[BRIEF]
The entries below are to be repeated exactly as they stand.

##############################

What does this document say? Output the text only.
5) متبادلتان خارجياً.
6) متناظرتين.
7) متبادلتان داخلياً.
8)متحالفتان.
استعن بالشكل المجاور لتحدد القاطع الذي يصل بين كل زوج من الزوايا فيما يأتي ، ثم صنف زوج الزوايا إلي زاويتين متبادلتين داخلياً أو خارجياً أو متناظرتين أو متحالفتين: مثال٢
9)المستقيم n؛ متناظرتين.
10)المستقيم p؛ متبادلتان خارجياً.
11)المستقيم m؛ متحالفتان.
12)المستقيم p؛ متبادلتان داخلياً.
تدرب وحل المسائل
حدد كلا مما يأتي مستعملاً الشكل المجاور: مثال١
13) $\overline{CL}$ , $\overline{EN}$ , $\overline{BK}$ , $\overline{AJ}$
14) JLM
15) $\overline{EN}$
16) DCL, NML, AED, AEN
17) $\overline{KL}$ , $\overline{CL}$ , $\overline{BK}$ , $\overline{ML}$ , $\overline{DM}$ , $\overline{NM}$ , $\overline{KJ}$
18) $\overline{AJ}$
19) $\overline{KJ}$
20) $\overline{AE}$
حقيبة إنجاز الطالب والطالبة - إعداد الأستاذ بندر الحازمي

##############################

[RESPONSE FOR THIS EXERCISE]
What does this document say? Output the text only.
5) متبادلتان خارجياً.
6) متناظرتين.
7) متبادلتان داخلياً.
8)متحالفتان.
استعن بالشكل المجاور لتحدد القاطع الذي يصل بين كل زوج من الزوايا فيما يأتي ، ثم صنف زوج الزوايا إلي زاويتين متبادلتين داخلياً أو خارجياً أو متناظرتين أو متحالفتين: مثال٢
9)المستقيم n؛ متناظرتين.
10)المستقيم p؛ متبادلتان خارجياً.
11)المستقيم m؛ متحالفتان.
12)المستقيم p؛ متبادلتان داخلياً.
تدرب وحل المسائل
حدد كلا مما يأتي مستعملاً الشكل المجاور: مثال١
13) $\overline{CL}$ , $\overline{EN}$ , $\overline{BK}$ , $\overline{AJ}$
14) JLM
15) $\overline{EN}$
16) DCL, NML, AED, AEN
17) $\overline{KL}$ , $\overline{CL}$ , $\overline{BK}$ , $\overline{ML}$ , $\overline{DM}$ , $\overline{NM}$ , $\overline{KJ}$
18) $\overline{AJ}$
19) $\overline{KJ}$
20) $\overline{AE}$
حقيبة إنجاز الطالب والطالبة - إعداد الأستاذ بندر الحازمي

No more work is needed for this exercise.